Structured figure records
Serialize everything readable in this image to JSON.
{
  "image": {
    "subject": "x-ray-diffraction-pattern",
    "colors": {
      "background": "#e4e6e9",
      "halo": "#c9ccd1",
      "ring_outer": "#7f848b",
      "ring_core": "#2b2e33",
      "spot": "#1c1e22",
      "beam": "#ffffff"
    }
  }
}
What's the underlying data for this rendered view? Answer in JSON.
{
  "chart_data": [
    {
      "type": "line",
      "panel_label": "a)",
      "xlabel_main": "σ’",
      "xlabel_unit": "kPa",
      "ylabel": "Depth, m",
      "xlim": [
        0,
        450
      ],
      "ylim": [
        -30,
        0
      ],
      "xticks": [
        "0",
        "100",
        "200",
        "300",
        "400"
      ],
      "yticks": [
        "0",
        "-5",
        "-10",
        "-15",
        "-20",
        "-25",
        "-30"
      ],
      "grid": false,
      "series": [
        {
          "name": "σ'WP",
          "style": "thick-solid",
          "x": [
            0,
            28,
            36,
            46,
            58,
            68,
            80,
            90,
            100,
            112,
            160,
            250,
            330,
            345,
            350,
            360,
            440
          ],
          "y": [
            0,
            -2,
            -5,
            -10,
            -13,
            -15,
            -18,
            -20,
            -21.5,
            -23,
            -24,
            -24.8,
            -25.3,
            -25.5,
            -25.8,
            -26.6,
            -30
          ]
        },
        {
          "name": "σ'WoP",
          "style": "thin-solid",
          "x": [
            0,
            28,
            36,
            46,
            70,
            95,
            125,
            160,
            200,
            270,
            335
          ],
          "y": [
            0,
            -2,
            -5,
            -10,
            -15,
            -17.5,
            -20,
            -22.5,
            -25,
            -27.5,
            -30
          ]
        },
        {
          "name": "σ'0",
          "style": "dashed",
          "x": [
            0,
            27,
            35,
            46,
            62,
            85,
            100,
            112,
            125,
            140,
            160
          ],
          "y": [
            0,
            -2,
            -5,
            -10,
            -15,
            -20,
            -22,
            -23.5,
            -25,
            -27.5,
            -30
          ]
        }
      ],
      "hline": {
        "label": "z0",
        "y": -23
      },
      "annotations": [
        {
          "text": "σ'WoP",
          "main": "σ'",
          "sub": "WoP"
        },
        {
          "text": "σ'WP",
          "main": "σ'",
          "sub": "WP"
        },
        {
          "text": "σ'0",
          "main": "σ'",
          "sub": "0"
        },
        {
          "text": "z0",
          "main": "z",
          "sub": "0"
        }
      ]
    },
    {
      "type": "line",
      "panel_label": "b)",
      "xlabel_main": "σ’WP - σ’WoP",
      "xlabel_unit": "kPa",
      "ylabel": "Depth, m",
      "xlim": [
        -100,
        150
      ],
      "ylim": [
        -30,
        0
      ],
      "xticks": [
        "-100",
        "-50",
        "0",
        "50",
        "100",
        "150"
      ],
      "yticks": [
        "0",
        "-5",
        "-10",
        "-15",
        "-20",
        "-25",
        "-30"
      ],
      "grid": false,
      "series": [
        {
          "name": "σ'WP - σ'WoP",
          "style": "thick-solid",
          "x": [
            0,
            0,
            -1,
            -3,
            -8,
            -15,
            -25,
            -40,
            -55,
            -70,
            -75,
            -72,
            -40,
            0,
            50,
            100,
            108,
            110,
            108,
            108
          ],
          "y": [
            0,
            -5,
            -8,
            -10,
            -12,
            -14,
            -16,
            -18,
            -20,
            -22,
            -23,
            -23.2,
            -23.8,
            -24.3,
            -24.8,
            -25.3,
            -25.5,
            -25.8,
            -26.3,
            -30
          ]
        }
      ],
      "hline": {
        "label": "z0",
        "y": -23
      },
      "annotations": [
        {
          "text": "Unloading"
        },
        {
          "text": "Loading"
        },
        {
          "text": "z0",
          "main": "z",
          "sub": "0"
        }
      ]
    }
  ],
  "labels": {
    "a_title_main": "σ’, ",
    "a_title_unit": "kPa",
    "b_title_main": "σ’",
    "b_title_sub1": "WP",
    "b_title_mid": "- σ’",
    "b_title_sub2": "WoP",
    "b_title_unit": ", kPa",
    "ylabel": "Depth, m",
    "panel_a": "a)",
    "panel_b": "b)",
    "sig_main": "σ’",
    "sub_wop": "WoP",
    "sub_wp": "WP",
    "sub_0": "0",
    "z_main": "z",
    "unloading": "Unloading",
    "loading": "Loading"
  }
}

* * *

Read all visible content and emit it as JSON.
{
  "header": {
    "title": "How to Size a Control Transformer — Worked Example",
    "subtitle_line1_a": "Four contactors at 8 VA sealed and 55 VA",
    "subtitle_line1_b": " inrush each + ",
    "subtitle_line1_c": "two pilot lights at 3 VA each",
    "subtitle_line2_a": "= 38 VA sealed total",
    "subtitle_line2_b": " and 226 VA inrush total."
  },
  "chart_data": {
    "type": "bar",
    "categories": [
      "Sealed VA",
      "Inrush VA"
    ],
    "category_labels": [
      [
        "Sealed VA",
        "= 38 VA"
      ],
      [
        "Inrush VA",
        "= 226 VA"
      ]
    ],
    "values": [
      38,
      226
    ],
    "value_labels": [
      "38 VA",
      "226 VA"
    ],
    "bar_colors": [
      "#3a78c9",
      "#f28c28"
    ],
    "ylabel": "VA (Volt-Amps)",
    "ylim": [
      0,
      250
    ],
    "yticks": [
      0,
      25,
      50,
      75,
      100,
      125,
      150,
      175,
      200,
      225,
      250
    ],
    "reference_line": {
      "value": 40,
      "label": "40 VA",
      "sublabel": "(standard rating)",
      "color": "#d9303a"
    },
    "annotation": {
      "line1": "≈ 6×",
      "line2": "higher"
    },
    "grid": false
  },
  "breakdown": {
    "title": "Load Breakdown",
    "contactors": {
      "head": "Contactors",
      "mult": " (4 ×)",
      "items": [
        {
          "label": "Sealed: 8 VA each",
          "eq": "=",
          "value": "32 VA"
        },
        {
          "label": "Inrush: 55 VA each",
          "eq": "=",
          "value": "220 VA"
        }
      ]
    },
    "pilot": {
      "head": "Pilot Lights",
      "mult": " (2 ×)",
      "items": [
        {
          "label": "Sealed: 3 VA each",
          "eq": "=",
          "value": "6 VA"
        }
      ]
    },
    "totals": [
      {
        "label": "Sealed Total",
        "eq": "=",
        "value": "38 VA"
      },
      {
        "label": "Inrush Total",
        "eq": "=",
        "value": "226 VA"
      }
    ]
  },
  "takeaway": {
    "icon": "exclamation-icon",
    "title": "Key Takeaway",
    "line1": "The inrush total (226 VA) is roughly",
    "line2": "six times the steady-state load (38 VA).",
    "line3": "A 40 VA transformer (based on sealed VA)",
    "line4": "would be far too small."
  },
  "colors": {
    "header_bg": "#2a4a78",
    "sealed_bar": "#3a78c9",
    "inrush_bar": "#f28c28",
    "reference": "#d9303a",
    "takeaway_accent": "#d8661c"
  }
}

---

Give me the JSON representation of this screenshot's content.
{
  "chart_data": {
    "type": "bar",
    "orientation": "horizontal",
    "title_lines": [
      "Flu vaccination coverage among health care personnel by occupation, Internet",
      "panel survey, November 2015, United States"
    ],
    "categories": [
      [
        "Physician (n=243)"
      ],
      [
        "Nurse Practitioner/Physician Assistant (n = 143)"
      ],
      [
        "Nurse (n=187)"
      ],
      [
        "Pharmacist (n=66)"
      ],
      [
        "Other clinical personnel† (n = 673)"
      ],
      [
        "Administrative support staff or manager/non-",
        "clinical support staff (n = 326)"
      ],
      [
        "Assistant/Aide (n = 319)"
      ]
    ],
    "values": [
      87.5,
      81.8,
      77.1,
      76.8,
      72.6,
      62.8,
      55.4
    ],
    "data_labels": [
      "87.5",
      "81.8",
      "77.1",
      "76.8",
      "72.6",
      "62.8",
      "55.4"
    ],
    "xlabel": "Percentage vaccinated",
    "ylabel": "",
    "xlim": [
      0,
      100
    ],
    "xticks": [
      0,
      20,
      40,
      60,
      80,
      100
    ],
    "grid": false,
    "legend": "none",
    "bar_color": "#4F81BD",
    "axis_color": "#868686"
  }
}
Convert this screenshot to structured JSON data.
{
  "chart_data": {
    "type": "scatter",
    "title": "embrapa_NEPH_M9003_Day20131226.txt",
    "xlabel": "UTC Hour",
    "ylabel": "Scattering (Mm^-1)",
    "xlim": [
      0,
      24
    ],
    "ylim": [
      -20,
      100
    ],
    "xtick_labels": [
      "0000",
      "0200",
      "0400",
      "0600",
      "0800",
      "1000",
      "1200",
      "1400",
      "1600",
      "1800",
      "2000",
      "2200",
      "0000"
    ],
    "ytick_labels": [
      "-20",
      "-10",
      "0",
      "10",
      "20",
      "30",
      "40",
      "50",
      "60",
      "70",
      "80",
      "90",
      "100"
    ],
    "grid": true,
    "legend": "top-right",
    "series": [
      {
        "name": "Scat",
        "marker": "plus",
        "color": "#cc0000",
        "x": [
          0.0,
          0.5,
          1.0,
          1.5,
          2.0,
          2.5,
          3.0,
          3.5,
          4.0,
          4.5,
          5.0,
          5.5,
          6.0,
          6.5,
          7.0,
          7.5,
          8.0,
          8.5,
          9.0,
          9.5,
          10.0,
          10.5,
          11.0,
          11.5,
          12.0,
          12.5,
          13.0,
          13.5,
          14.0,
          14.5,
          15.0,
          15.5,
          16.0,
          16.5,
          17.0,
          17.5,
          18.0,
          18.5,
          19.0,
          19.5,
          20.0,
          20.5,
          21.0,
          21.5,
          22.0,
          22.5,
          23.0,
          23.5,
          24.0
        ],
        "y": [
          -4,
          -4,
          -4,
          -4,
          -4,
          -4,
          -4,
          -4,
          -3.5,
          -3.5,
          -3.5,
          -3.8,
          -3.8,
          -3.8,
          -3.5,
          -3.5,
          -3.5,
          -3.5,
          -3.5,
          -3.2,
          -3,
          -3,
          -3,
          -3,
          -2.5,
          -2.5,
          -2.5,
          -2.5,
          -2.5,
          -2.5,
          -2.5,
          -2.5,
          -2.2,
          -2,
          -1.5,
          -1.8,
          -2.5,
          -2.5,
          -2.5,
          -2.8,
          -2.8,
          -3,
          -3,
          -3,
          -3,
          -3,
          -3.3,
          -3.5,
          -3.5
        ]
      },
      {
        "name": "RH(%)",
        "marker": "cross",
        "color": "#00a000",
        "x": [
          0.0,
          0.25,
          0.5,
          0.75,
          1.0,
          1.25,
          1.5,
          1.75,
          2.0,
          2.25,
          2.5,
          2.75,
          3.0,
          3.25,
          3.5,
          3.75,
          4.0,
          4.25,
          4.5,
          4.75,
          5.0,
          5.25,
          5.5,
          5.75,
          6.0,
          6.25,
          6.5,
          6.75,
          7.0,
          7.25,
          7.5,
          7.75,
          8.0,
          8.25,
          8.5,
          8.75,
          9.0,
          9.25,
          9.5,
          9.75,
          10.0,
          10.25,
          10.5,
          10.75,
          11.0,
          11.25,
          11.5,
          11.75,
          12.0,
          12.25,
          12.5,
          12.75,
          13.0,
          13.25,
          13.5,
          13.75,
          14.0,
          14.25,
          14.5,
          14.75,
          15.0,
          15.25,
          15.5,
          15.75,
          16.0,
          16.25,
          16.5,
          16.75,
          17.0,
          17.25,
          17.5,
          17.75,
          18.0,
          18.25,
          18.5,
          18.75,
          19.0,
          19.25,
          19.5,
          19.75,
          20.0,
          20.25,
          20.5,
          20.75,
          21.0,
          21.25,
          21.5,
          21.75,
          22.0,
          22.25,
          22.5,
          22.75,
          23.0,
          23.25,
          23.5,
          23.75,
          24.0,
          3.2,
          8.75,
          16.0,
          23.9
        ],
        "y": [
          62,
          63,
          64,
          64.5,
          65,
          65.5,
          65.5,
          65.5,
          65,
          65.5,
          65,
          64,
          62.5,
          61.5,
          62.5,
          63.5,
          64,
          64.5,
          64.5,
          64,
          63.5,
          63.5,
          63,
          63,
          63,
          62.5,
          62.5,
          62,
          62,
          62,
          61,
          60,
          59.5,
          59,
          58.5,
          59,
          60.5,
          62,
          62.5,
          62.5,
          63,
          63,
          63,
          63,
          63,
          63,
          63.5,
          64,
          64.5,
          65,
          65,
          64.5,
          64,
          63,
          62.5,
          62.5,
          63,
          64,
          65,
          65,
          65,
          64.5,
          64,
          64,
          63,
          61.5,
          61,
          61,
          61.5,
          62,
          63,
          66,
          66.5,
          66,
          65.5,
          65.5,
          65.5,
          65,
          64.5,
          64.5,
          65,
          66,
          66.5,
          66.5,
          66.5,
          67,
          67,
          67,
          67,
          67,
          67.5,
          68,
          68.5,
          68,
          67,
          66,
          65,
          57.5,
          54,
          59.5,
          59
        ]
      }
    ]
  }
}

▶ [The task] Show every line from the listing above in which the string "Nurse" appears.

▶ [Output of the task]
        "Nurse Practitioner/Physician Assistant (n = 143)"
        "Nurse (n=187)"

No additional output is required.